-- begin PROVIDED INFORMATION --
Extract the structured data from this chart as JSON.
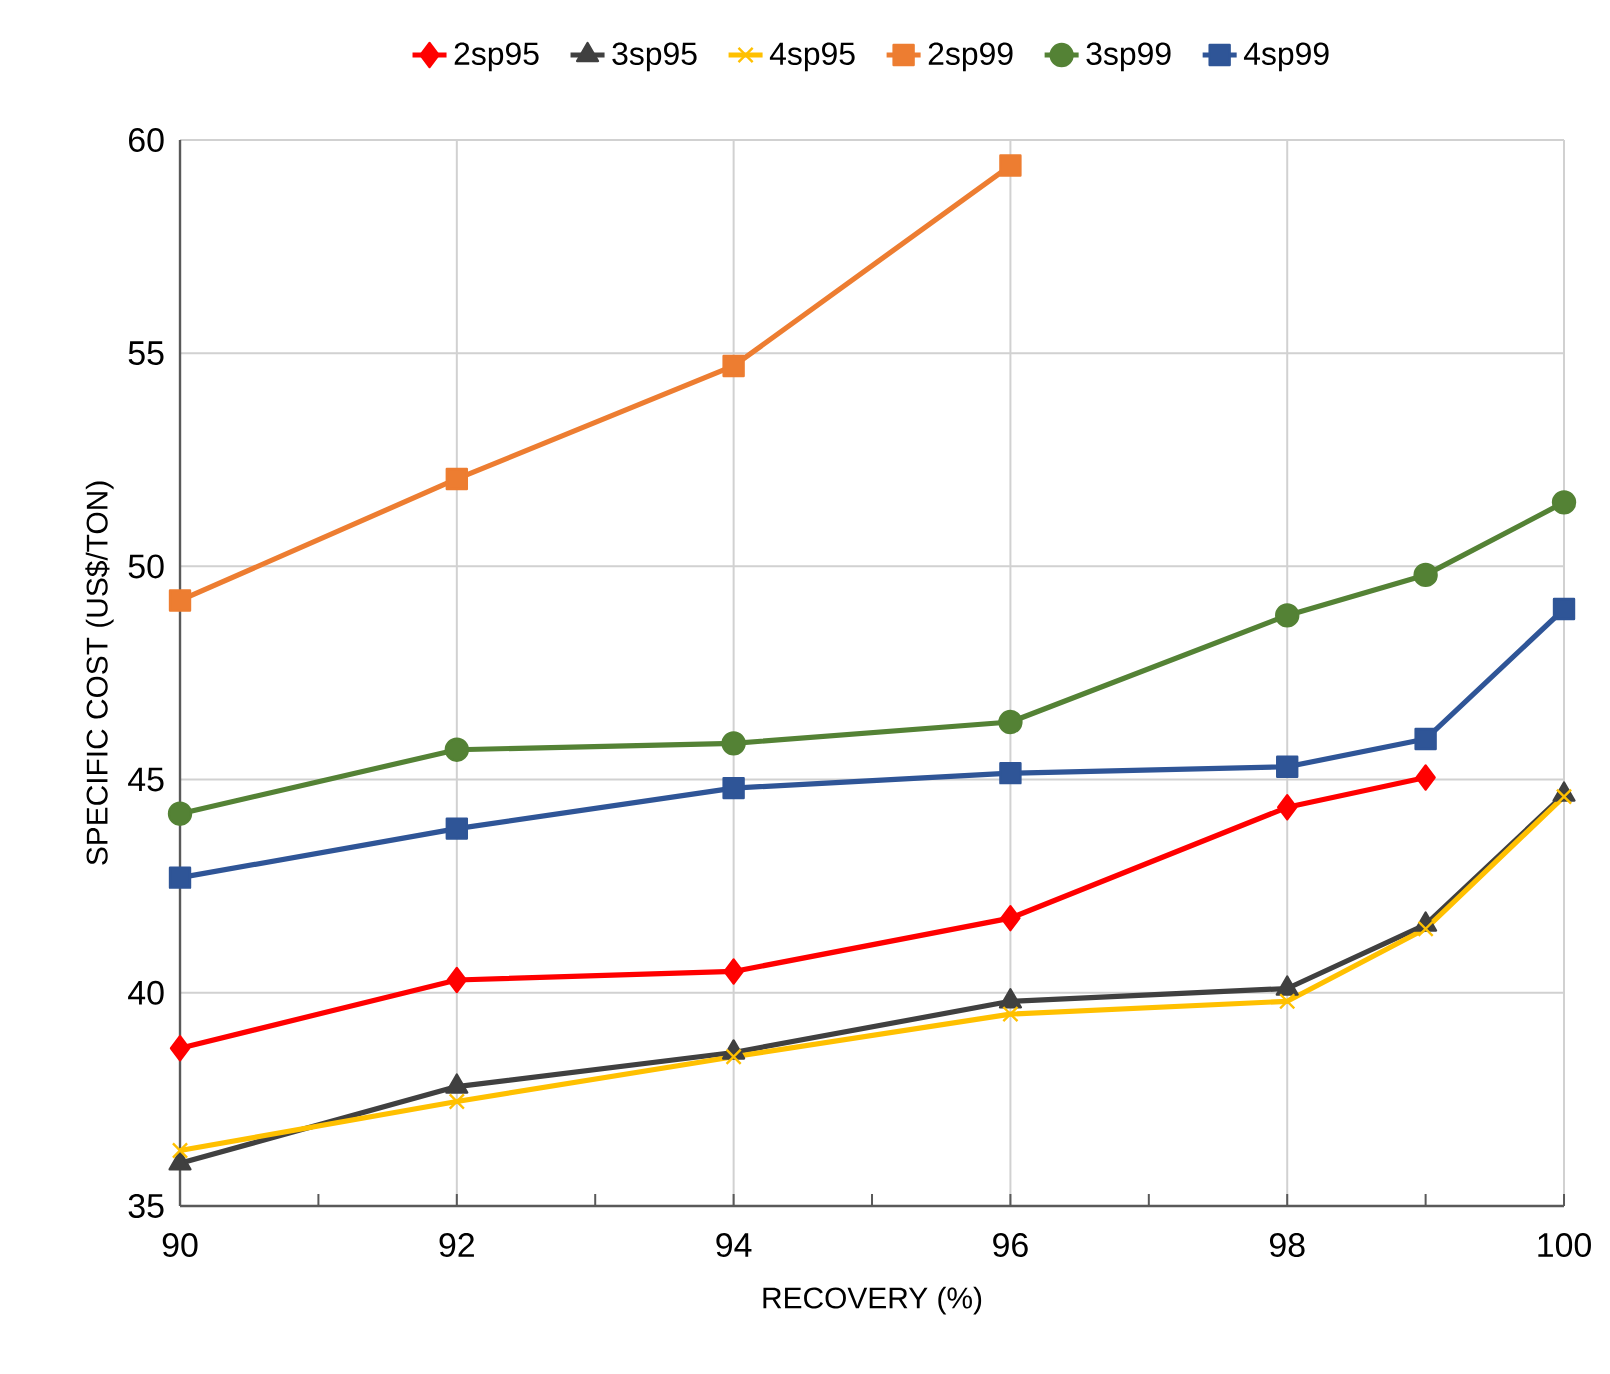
{
  "chart_data": {
    "type": "line",
    "xlabel": "RECOVERY (%)",
    "ylabel": "SPECIFIC COST (US$/TON)",
    "xlim": [
      90,
      100
    ],
    "xticks": [
      90,
      92,
      94,
      96,
      98,
      100
    ],
    "ylim": [
      35,
      60
    ],
    "yticks": [
      35,
      40,
      45,
      50,
      55,
      60
    ],
    "grid": true,
    "legend": "top",
    "line_style": "solid",
    "series": [
      {
        "name": "2sp95",
        "color": "#ff0000",
        "marker": "diamond",
        "x": [
          90,
          92,
          94,
          96,
          98,
          99
        ],
        "values": [
          38.7,
          40.3,
          40.5,
          41.75,
          44.35,
          45.05
        ]
      },
      {
        "name": "3sp95",
        "color": "#404040",
        "marker": "triangle",
        "x": [
          90,
          92,
          94,
          96,
          98,
          99,
          100
        ],
        "values": [
          36.0,
          37.8,
          38.6,
          39.8,
          40.1,
          41.6,
          44.65
        ]
      },
      {
        "name": "4sp95",
        "color": "#ffc000",
        "marker": "cross",
        "x": [
          90,
          92,
          94,
          96,
          98,
          99,
          100
        ],
        "values": [
          36.3,
          37.45,
          38.5,
          39.5,
          39.8,
          41.5,
          44.6
        ]
      },
      {
        "name": "2sp99",
        "color": "#ed7d31",
        "marker": "square",
        "x": [
          90,
          92,
          94,
          96
        ],
        "values": [
          49.2,
          52.05,
          54.7,
          59.4
        ]
      },
      {
        "name": "3sp99",
        "color": "#548235",
        "marker": "circle",
        "x": [
          90,
          92,
          94,
          96,
          98,
          99,
          100
        ],
        "values": [
          44.2,
          45.7,
          45.85,
          46.35,
          48.85,
          49.8,
          51.5
        ]
      },
      {
        "name": "4sp99",
        "color": "#2f5597",
        "marker": "square",
        "x": [
          90,
          92,
          94,
          96,
          98,
          99,
          100
        ],
        "values": [
          42.7,
          43.85,
          44.8,
          45.15,
          45.3,
          45.95,
          49.0
        ]
      }
    ]
  }
}
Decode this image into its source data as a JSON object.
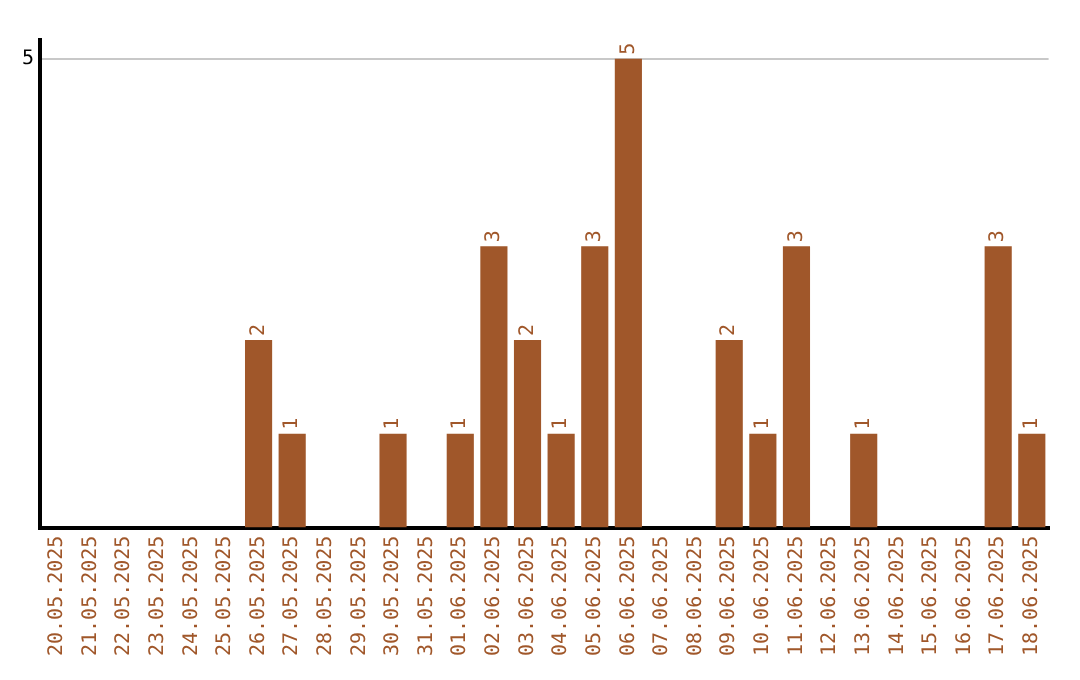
{
  "chart_data": {
    "type": "bar",
    "categories": [
      "20.05.2025",
      "21.05.2025",
      "22.05.2025",
      "23.05.2025",
      "24.05.2025",
      "25.05.2025",
      "26.05.2025",
      "27.05.2025",
      "28.05.2025",
      "29.05.2025",
      "30.05.2025",
      "31.05.2025",
      "01.06.2025",
      "02.06.2025",
      "03.06.2025",
      "04.06.2025",
      "05.06.2025",
      "06.06.2025",
      "07.06.2025",
      "08.06.2025",
      "09.06.2025",
      "10.06.2025",
      "11.06.2025",
      "12.06.2025",
      "13.06.2025",
      "14.06.2025",
      "15.06.2025",
      "16.06.2025",
      "17.06.2025",
      "18.06.2025"
    ],
    "values": [
      0,
      0,
      0,
      0,
      0,
      0,
      2,
      1,
      0,
      0,
      1,
      0,
      1,
      3,
      2,
      1,
      3,
      5,
      0,
      0,
      2,
      1,
      3,
      0,
      1,
      0,
      0,
      0,
      3,
      1
    ],
    "value_labels": [
      null,
      null,
      null,
      null,
      null,
      null,
      "2",
      "1",
      null,
      null,
      "1",
      null,
      "1",
      "3",
      "2",
      "1",
      "3",
      "5",
      null,
      null,
      "2",
      "1",
      "3",
      null,
      "1",
      null,
      null,
      null,
      "3",
      "1"
    ],
    "color": "#a0572a",
    "ylim": [
      0,
      5.2
    ],
    "yticks": [
      5
    ],
    "grid": "y"
  }
}
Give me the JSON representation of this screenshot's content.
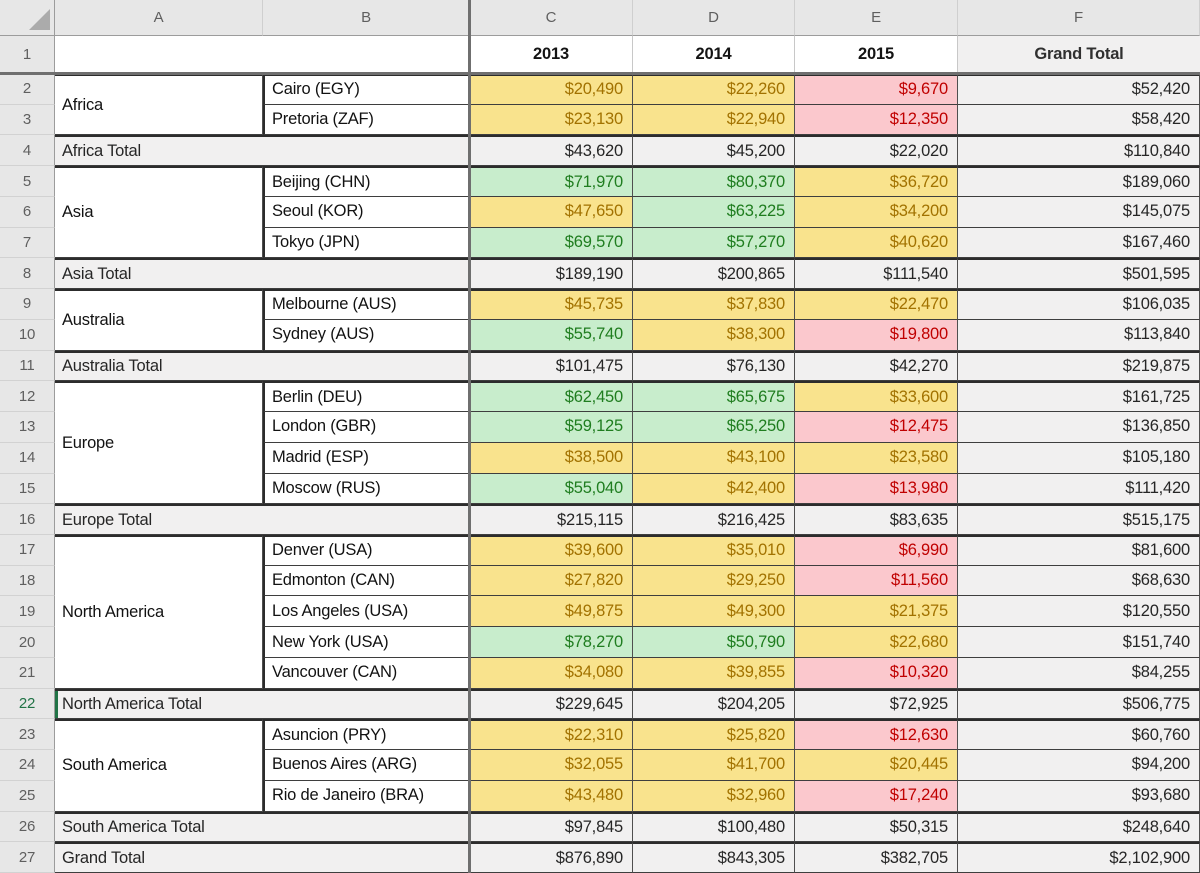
-- end PROVIDED INFORMATION --
→ **TASK OBJECTIVE**:
Print every entry above again without changing a word, and omit the pictures.

→ **THE RESPONSE**:
Extract the structured data from this chart as JSON.
{
  "chart_data": {
    "type": "line",
    "xlabel": "RECOVERY (%)",
    "ylabel": "SPECIFIC COST (US$/TON)",
    "xlim": [
      90,
      100
    ],
    "xticks": [
      90,
      92,
      94,
      96,
      98,
      100
    ],
    "ylim": [
      35,
      60
    ],
    "yticks": [
      35,
      40,
      45,
      50,
      55,
      60
    ],
    "grid": true,
    "legend": "top",
    "line_style": "solid",
    "series": [
      {
        "name": "2sp95",
        "color": "#ff0000",
        "marker": "diamond",
        "x": [
          90,
          92,
          94,
          96,
          98,
          99
        ],
        "values": [
          38.7,
          40.3,
          40.5,
          41.75,
          44.35,
          45.05
        ]
      },
      {
        "name": "3sp95",
        "color": "#404040",
        "marker": "triangle",
        "x": [
          90,
          92,
          94,
          96,
          98,
          99,
          100
        ],
        "values": [
          36.0,
          37.8,
          38.6,
          39.8,
          40.1,
          41.6,
          44.65
        ]
      },
      {
        "name": "4sp95",
        "color": "#ffc000",
        "marker": "cross",
        "x": [
          90,
          92,
          94,
          96,
          98,
          99,
          100
        ],
        "values": [
          36.3,
          37.45,
          38.5,
          39.5,
          39.8,
          41.5,
          44.6
        ]
      },
      {
        "name": "2sp99",
        "color": "#ed7d31",
        "marker": "square",
        "x": [
          90,
          92,
          94,
          96
        ],
        "values": [
          49.2,
          52.05,
          54.7,
          59.4
        ]
      },
      {
        "name": "3sp99",
        "color": "#548235",
        "marker": "circle",
        "x": [
          90,
          92,
          94,
          96,
          98,
          99,
          100
        ],
        "values": [
          44.2,
          45.7,
          45.85,
          46.35,
          48.85,
          49.8,
          51.5
        ]
      },
      {
        "name": "4sp99",
        "color": "#2f5597",
        "marker": "square",
        "x": [
          90,
          92,
          94,
          96,
          98,
          99,
          100
        ],
        "values": [
          42.7,
          43.85,
          44.8,
          45.15,
          45.3,
          45.95,
          49.0
        ]
      }
    ]
  }
}
Decode this image into its source data as a JSON object.
{
  "chart_data": {
    "type": "bar",
    "categories": [
      "20.05.2025",
      "21.05.2025",
      "22.05.2025",
      "23.05.2025",
      "24.05.2025",
      "25.05.2025",
      "26.05.2025",
      "27.05.2025",
      "28.05.2025",
      "29.05.2025",
      "30.05.2025",
      "31.05.2025",
      "01.06.2025",
      "02.06.2025",
      "03.06.2025",
      "04.06.2025",
      "05.06.2025",
      "06.06.2025",
      "07.06.2025",
      "08.06.2025",
      "09.06.2025",
      "10.06.2025",
      "11.06.2025",
      "12.06.2025",
      "13.06.2025",
      "14.06.2025",
      "15.06.2025",
      "16.06.2025",
      "17.06.2025",
      "18.06.2025"
    ],
    "values": [
      0,
      0,
      0,
      0,
      0,
      0,
      2,
      1,
      0,
      0,
      1,
      0,
      1,
      3,
      2,
      1,
      3,
      5,
      0,
      0,
      2,
      1,
      3,
      0,
      1,
      0,
      0,
      0,
      3,
      1
    ],
    "value_labels": [
      null,
      null,
      null,
      null,
      null,
      null,
      "2",
      "1",
      null,
      null,
      "1",
      null,
      "1",
      "3",
      "2",
      "1",
      "3",
      "5",
      null,
      null,
      "2",
      "1",
      "3",
      null,
      "1",
      null,
      null,
      null,
      "3",
      "1"
    ],
    "color": "#a0572a",
    "ylim": [
      0,
      5.2
    ],
    "yticks": [
      5
    ],
    "grid": "y"
  }
}
Give me the JSON representation of this screenshot's content.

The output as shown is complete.